> _SHORT TASK_
Repeat each entry as written, dropping any picture you find.

> _AVAILABLE DATA_
++++

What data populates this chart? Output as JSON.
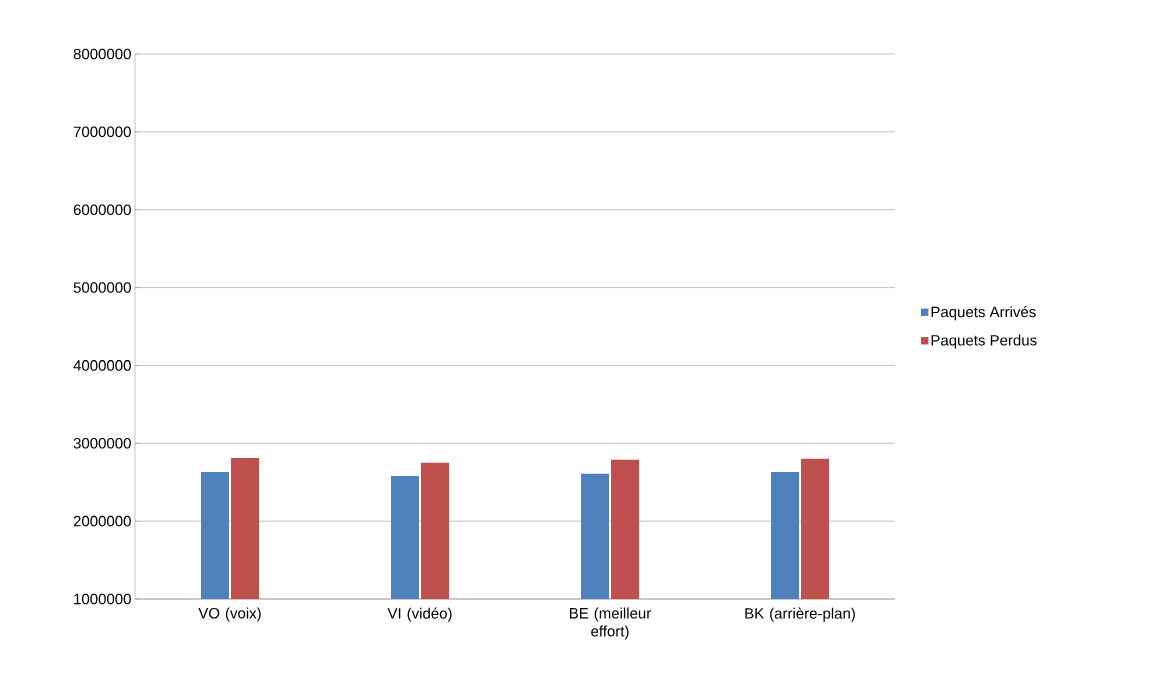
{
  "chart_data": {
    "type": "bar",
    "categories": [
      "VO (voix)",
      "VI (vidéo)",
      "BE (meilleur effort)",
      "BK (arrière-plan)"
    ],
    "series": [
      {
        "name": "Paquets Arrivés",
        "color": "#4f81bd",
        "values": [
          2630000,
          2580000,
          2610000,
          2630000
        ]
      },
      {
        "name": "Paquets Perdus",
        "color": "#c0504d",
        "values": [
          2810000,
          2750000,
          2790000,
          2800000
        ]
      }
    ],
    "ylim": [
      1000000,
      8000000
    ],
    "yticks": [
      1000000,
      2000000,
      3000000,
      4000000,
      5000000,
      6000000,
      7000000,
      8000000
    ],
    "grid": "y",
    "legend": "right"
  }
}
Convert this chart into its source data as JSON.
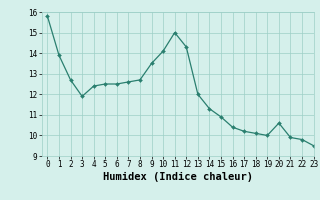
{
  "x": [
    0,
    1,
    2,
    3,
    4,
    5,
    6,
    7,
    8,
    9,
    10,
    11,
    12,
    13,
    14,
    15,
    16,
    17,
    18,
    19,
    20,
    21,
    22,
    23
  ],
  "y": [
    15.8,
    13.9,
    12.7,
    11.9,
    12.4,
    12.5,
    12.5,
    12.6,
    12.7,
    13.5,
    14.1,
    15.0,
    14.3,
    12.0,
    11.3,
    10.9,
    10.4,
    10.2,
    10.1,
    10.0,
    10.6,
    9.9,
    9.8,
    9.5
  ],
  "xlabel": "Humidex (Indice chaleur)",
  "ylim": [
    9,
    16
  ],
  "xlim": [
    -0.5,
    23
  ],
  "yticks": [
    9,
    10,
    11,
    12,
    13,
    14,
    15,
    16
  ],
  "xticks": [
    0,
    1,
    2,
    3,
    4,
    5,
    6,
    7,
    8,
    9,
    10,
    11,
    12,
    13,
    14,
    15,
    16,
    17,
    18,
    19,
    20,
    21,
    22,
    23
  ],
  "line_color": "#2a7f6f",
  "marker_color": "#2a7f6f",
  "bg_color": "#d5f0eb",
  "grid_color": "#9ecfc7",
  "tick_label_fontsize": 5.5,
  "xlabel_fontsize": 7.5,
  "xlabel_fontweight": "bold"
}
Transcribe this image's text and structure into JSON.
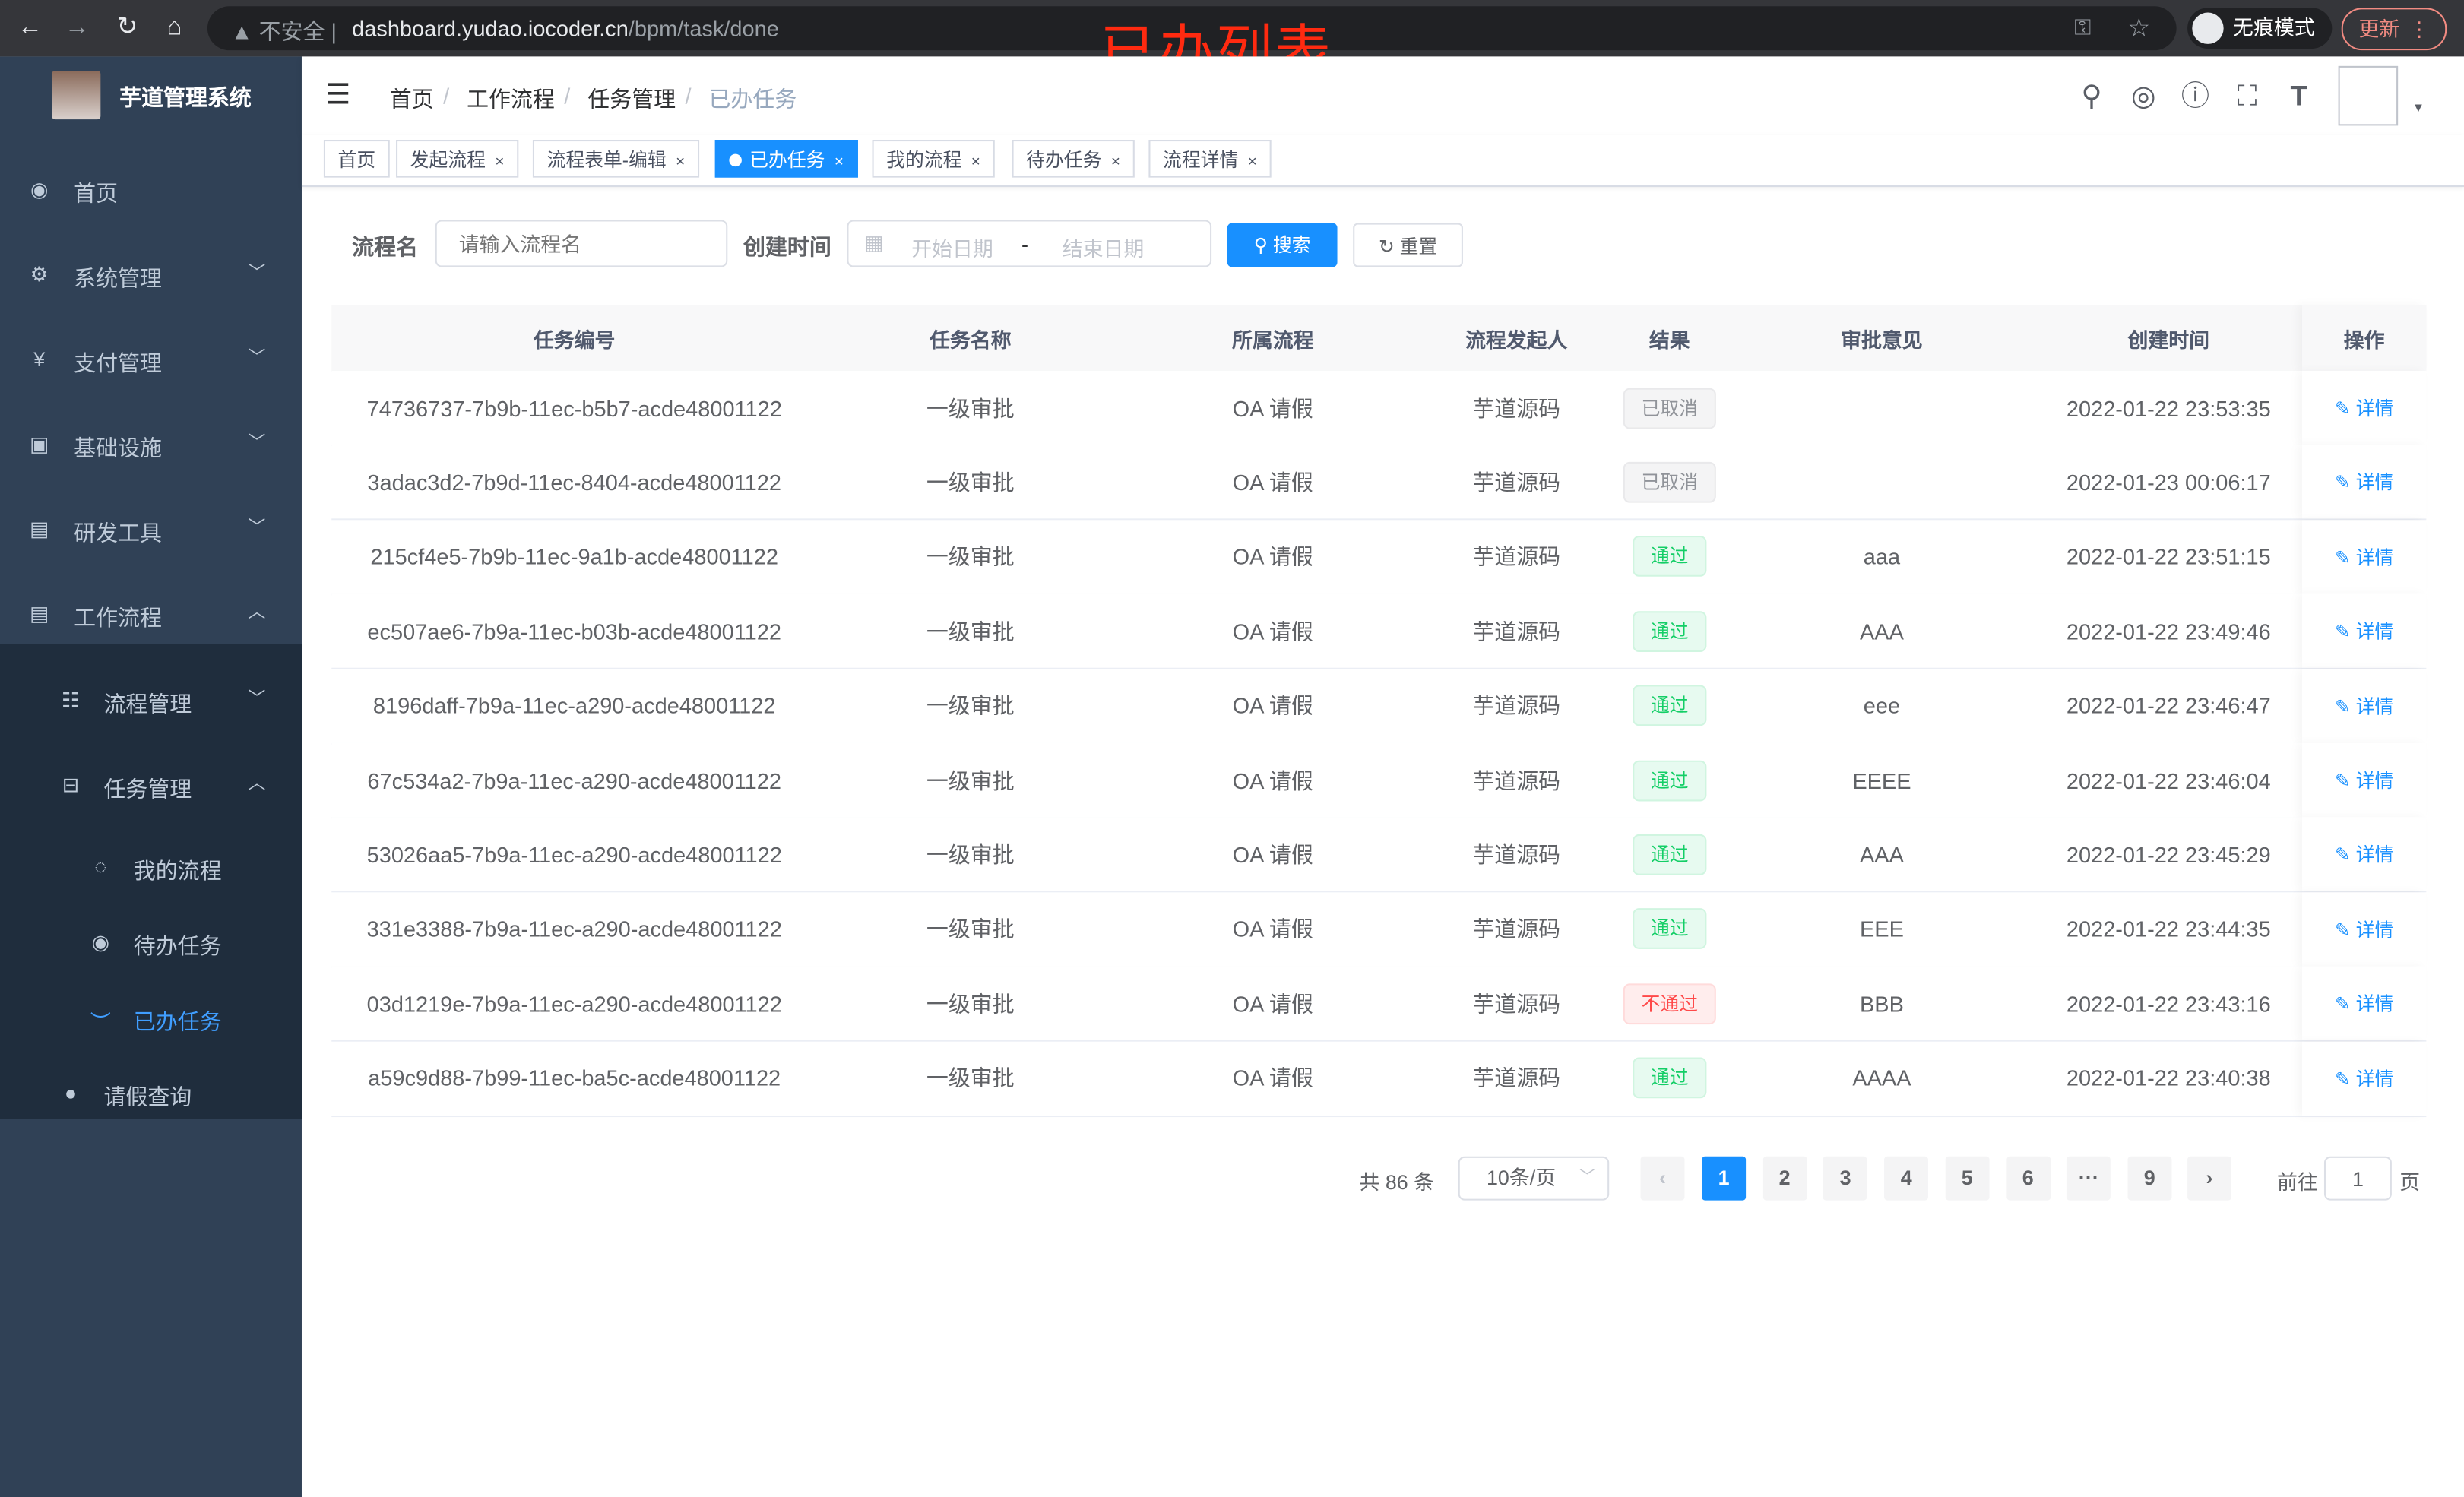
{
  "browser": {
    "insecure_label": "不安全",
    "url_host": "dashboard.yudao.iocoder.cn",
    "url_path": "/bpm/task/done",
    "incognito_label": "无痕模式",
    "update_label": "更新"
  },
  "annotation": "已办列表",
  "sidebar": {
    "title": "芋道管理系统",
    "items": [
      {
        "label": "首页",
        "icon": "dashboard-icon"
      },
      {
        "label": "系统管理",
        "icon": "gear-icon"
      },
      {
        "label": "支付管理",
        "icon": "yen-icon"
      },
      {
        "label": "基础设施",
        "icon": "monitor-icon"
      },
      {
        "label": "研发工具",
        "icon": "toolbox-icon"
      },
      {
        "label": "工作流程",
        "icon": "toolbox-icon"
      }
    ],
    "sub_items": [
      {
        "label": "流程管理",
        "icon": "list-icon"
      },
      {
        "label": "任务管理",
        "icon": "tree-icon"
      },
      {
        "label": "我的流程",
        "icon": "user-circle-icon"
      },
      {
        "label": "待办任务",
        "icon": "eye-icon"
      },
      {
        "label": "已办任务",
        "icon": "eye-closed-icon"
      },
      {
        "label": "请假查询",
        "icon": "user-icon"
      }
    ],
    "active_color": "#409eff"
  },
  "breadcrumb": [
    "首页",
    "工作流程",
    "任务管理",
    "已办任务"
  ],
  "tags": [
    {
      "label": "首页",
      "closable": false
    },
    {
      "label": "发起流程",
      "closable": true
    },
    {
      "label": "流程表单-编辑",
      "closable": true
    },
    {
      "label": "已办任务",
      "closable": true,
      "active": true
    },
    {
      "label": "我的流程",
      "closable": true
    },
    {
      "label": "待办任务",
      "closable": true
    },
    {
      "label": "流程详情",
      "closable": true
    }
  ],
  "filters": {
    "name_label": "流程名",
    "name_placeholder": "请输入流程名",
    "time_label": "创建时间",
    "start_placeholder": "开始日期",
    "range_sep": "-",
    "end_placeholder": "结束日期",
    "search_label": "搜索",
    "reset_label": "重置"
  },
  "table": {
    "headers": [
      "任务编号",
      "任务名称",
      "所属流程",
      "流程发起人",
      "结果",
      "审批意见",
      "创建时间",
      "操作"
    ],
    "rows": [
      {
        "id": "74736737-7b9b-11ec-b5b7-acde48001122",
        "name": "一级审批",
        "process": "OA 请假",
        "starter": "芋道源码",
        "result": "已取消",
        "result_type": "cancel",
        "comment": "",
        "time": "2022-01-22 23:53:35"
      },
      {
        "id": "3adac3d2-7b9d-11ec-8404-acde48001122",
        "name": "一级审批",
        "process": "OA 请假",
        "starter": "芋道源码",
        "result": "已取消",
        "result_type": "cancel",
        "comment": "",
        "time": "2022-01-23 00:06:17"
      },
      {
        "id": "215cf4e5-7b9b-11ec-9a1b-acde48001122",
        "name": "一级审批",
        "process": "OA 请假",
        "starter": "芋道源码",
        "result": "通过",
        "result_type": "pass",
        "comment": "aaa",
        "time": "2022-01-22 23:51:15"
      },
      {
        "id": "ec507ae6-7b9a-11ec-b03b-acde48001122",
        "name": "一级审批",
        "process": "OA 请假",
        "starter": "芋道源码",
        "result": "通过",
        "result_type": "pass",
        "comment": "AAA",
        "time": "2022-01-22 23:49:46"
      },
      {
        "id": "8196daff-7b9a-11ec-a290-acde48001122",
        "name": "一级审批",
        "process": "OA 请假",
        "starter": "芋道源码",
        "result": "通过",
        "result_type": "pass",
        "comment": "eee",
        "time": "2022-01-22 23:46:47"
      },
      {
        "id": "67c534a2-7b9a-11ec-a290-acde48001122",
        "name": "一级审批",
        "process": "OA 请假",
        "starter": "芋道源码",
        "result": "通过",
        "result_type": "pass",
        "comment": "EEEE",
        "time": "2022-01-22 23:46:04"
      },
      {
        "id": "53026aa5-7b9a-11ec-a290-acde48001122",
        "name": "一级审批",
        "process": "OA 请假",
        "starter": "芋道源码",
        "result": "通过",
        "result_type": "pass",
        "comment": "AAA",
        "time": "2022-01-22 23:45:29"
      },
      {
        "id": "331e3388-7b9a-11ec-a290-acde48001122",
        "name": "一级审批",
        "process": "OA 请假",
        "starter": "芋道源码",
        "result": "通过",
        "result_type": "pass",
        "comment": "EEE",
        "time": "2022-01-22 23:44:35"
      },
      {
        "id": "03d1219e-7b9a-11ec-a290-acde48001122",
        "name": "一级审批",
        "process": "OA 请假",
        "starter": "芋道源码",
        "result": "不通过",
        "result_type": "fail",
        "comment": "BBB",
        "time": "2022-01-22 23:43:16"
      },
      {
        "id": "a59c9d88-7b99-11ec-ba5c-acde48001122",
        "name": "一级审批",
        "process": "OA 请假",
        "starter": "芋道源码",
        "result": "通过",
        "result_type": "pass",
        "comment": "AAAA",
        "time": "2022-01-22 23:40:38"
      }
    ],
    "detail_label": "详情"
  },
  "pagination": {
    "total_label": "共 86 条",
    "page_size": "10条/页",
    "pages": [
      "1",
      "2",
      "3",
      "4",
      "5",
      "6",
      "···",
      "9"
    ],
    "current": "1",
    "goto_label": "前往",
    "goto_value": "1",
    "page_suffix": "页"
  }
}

++++

> _FULL ANSWER_
What data populates this chart? Output as JSON.
{
  "chart_data": {
    "type": "bar",
    "categories": [
      "VO (voix)",
      "VI (vidéo)",
      "BE (meilleur effort)",
      "BK (arrière-plan)"
    ],
    "series": [
      {
        "name": "Paquets Arrivés",
        "color": "#4f81bd",
        "values": [
          2630000,
          2580000,
          2610000,
          2630000
        ]
      },
      {
        "name": "Paquets Perdus",
        "color": "#c0504d",
        "values": [
          2810000,
          2750000,
          2790000,
          2800000
        ]
      }
    ],
    "ylim": [
      1000000,
      8000000
    ],
    "yticks": [
      1000000,
      2000000,
      3000000,
      4000000,
      5000000,
      6000000,
      7000000,
      8000000
    ],
    "grid": "y",
    "legend": "right"
  }
}
Convert this chart into its source data as JSON.
{
  "x": [
    0,
    1,
    2,
    3,
    4,
    5,
    6,
    7,
    8,
    9,
    10,
    11,
    12,
    13,
    14,
    15,
    16,
    17,
    18,
    19,
    20,
    21,
    22,
    23
  ],
  "y": [
    15.8,
    13.9,
    12.7,
    11.9,
    12.4,
    12.5,
    12.5,
    12.6,
    12.7,
    13.5,
    14.1,
    15.0,
    14.3,
    12.0,
    11.3,
    10.9,
    10.4,
    10.2,
    10.1,
    10.0,
    10.6,
    9.9,
    9.8,
    9.5
  ],
  "xlabel": "Humidex (Indice chaleur)",
  "ylim": [
    9,
    16
  ],
  "xlim": [
    -0.5,
    23
  ],
  "yticks": [
    9,
    10,
    11,
    12,
    13,
    14,
    15,
    16
  ],
  "xticks": [
    0,
    1,
    2,
    3,
    4,
    5,
    6,
    7,
    8,
    9,
    10,
    11,
    12,
    13,
    14,
    15,
    16,
    17,
    18,
    19,
    20,
    21,
    22,
    23
  ],
  "line_color": "#2a7f6f",
  "marker_color": "#2a7f6f",
  "bg_color": "#d5f0eb",
  "grid_color": "#9ecfc7",
  "tick_label_fontsize": 5.5,
  "xlabel_fontsize": 7.5,
  "xlabel_fontweight": "bold"
}
Transcribe this image's text and structure into JSON.
{
  "browser": {
    "insecure_label": "不安全",
    "url_host": "dashboard.yudao.iocoder.cn",
    "url_path": "/bpm/task/done",
    "incognito_label": "无痕模式",
    "update_label": "更新"
  },
  "annotation": "已办列表",
  "sidebar": {
    "title": "芋道管理系统",
    "items": [
      {
        "label": "首页",
        "icon": "dashboard-icon"
      },
      {
        "label": "系统管理",
        "icon": "gear-icon"
      },
      {
        "label": "支付管理",
        "icon": "yen-icon"
      },
      {
        "label": "基础设施",
        "icon": "monitor-icon"
      },
      {
        "label": "研发工具",
        "icon": "toolbox-icon"
      },
      {
        "label": "工作流程",
        "icon": "toolbox-icon"
      }
    ],
    "sub_items": [
      {
        "label": "流程管理",
        "icon": "list-icon"
      },
      {
        "label": "任务管理",
        "icon": "tree-icon"
      },
      {
        "label": "我的流程",
        "icon": "user-circle-icon"
      },
      {
        "label": "待办任务",
        "icon": "eye-icon"
      },
      {
        "label": "已办任务",
        "icon": "eye-closed-icon"
      },
      {
        "label": "请假查询",
        "icon": "user-icon"
      }
    ],
    "active_color": "#409eff"
  },
  "breadcrumb": [
    "首页",
    "工作流程",
    "任务管理",
    "已办任务"
  ],
  "tags": [
    {
      "label": "首页",
      "closable": false
    },
    {
      "label": "发起流程",
      "closable": true
    },
    {
      "label": "流程表单-编辑",
      "closable": true
    },
    {
      "label": "已办任务",
      "closable": true,
      "active": true
    },
    {
      "label": "我的流程",
      "closable": true
    },
    {
      "label": "待办任务",
      "closable": true
    },
    {
      "label": "流程详情",
      "closable": true
    }
  ],
  "filters": {
    "name_label": "流程名",
    "name_placeholder": "请输入流程名",
    "time_label": "创建时间",
    "start_placeholder": "开始日期",
    "range_sep": "-",
    "end_placeholder": "结束日期",
    "search_label": "搜索",
    "reset_label": "重置"
  },
  "table": {
    "headers": [
      "任务编号",
      "任务名称",
      "所属流程",
      "流程发起人",
      "结果",
      "审批意见",
      "创建时间",
      "操作"
    ],
    "rows": [
      {
        "id": "74736737-7b9b-11ec-b5b7-acde48001122",
        "name": "一级审批",
        "process": "OA 请假",
        "starter": "芋道源码",
        "result": "已取消",
        "result_type": "cancel",
        "comment": "",
        "time": "2022-01-22 23:53:35"
      },
      {
        "id": "3adac3d2-7b9d-11ec-8404-acde48001122",
        "name": "一级审批",
        "process": "OA 请假",
        "starter": "芋道源码",
        "result": "已取消",
        "result_type": "cancel",
        "comment": "",
        "time": "2022-01-23 00:06:17"
      },
      {
        "id": "215cf4e5-7b9b-11ec-9a1b-acde48001122",
        "name": "一级审批",
        "process": "OA 请假",
        "starter": "芋道源码",
        "result": "通过",
        "result_type": "pass",
        "comment": "aaa",
        "time": "2022-01-22 23:51:15"
      },
      {
        "id": "ec507ae6-7b9a-11ec-b03b-acde48001122",
        "name": "一级审批",
        "process": "OA 请假",
        "starter": "芋道源码",
        "result": "通过",
        "result_type": "pass",
        "comment": "AAA",
        "time": "2022-01-22 23:49:46"
      },
      {
        "id": "8196daff-7b9a-11ec-a290-acde48001122",
        "name": "一级审批",
        "process": "OA 请假",
        "starter": "芋道源码",
        "result": "通过",
        "result_type": "pass",
        "comment": "eee",
        "time": "2022-01-22 23:46:47"
      },
      {
        "id": "67c534a2-7b9a-11ec-a290-acde48001122",
        "name": "一级审批",
        "process": "OA 请假",
        "starter": "芋道源码",
        "result": "通过",
        "result_type": "pass",
        "comment": "EEEE",
        "time": "2022-01-22 23:46:04"
      },
      {
        "id": "53026aa5-7b9a-11ec-a290-acde48001122",
        "name": "一级审批",
        "process": "OA 请假",
        "starter": "芋道源码",
        "result": "通过",
        "result_type": "pass",
        "comment": "AAA",
        "time": "2022-01-22 23:45:29"
      },
      {
        "id": "331e3388-7b9a-11ec-a290-acde48001122",
        "name": "一级审批",
        "process": "OA 请假",
        "starter": "芋道源码",
        "result": "通过",
        "result_type": "pass",
        "comment": "EEE",
        "time": "2022-01-22 23:44:35"
      },
      {
        "id": "03d1219e-7b9a-11ec-a290-acde48001122",
        "name": "一级审批",
        "process": "OA 请假",
        "starter": "芋道源码",
        "result": "不通过",
        "result_type": "fail",
        "comment": "BBB",
        "time": "2022-01-22 23:43:16"
      },
      {
        "id": "a59c9d88-7b99-11ec-ba5c-acde48001122",
        "name": "一级审批",
        "process": "OA 请假",
        "starter": "芋道源码",
        "result": "通过",
        "result_type": "pass",
        "comment": "AAAA",
        "time": "2022-01-22 23:40:38"
      }
    ],
    "detail_label": "详情"
  },
  "pagination": {
    "total_label": "共 86 条",
    "page_size": "10条/页",
    "pages": [
      "1",
      "2",
      "3",
      "4",
      "5",
      "6",
      "···",
      "9"
    ],
    "current": "1",
    "goto_label": "前往",
    "goto_value": "1",
    "page_suffix": "页"
  }
}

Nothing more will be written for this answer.